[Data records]
---------------
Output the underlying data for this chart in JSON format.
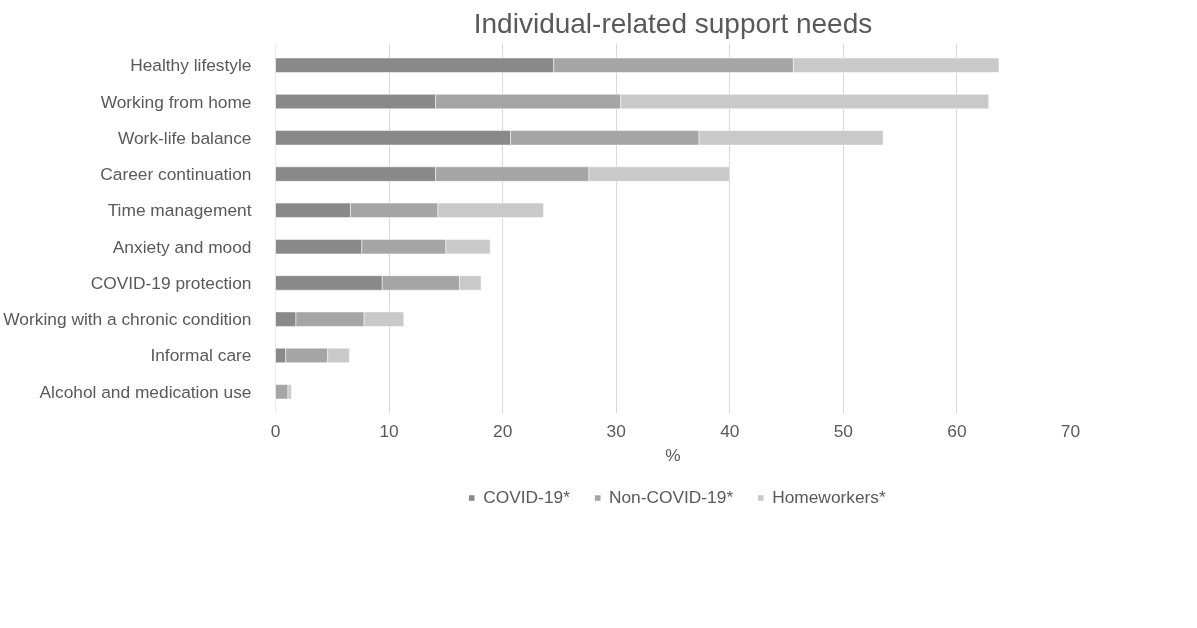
{
  "chart_data": {
    "type": "bar",
    "orientation": "horizontal",
    "stacked": true,
    "title": "Individual-related support needs",
    "xlabel": "%",
    "categories": [
      "Healthy lifestyle",
      "Working from home",
      "Work-life balance",
      "Career continuation",
      "Time management",
      "Anxiety and mood",
      "COVID-19 protection",
      "Working with a chronic condition",
      "Informal care",
      "Alcohol and medication use"
    ],
    "series": [
      {
        "name": "COVID-19*",
        "color": "#898989",
        "values": [
          24.5,
          14.1,
          20.7,
          14.1,
          6.6,
          7.6,
          9.4,
          1.8,
          0.9,
          0
        ]
      },
      {
        "name": "Non-COVID-19*",
        "color": "#a5a5a5",
        "values": [
          21.1,
          16.3,
          16.6,
          13.5,
          7.7,
          7.4,
          6.8,
          6.0,
          3.7,
          1.1
        ]
      },
      {
        "name": "Homeworkers*",
        "color": "#c9c9c9",
        "values": [
          18.1,
          32.4,
          16.2,
          12.4,
          9.3,
          3.9,
          1.9,
          3.5,
          1.9,
          0.3
        ]
      }
    ],
    "xlim": [
      0,
      70
    ],
    "xticks": [
      0,
      10,
      20,
      30,
      40,
      50,
      60,
      70
    ],
    "grid": "x",
    "legend": "bottom"
  }
}
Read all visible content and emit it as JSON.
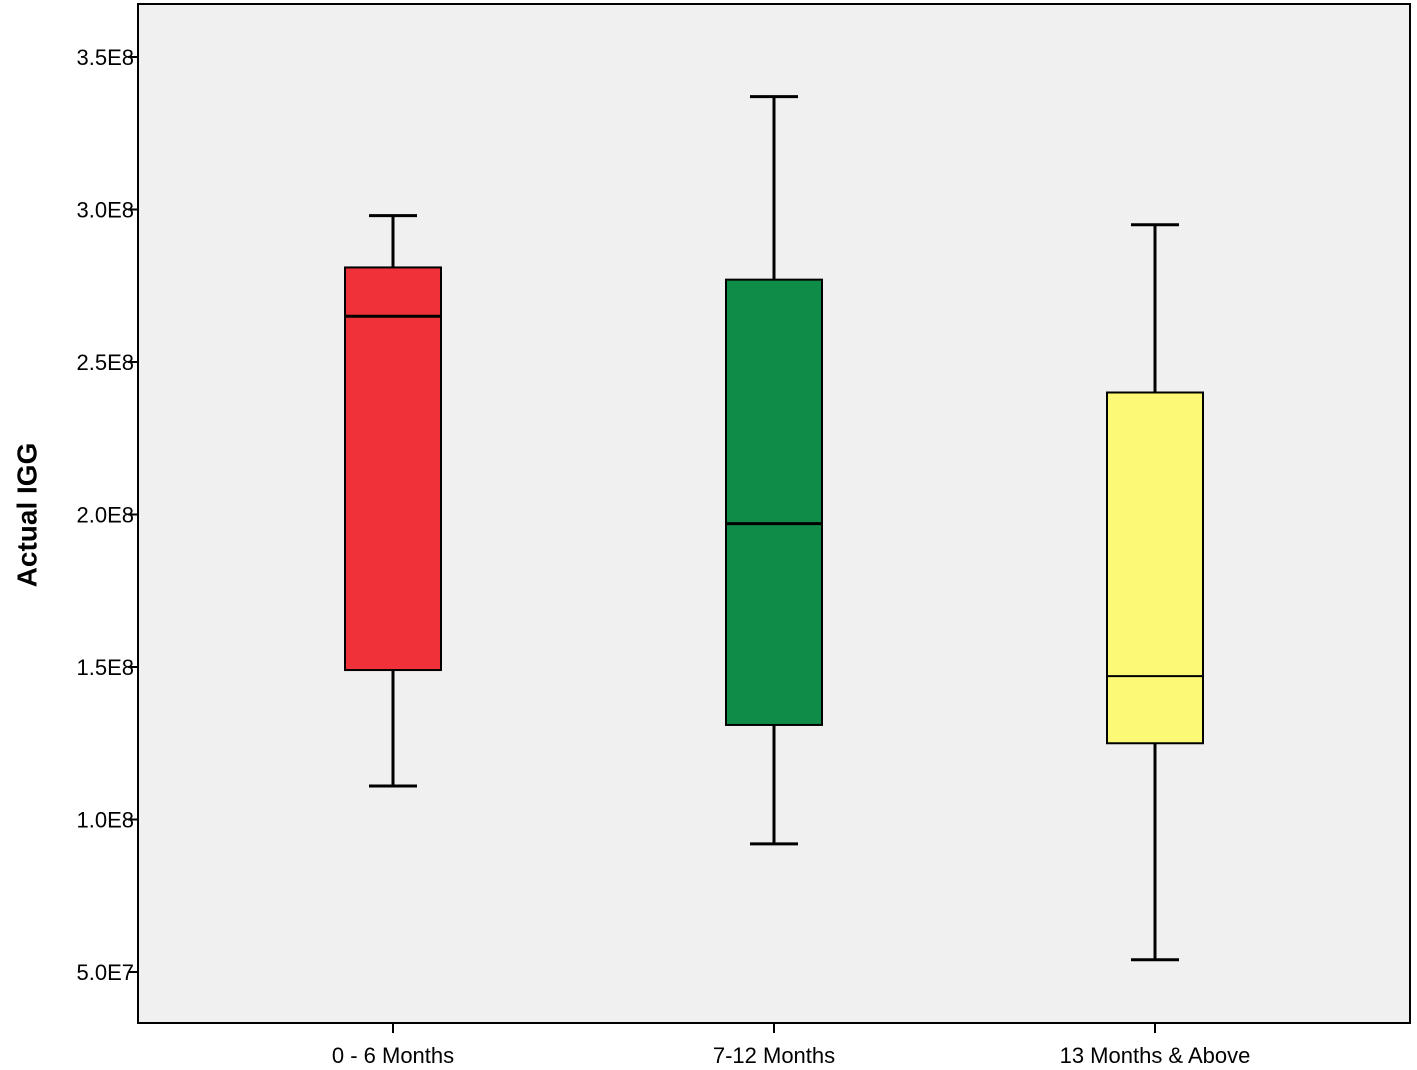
---------------
= Written instruction =
Go through the preceding material and copy each line that has the word "JSON".

= Expected answer =
Output the underlying data for this chart in JSON format.
Read all visible content and emit it as JSON.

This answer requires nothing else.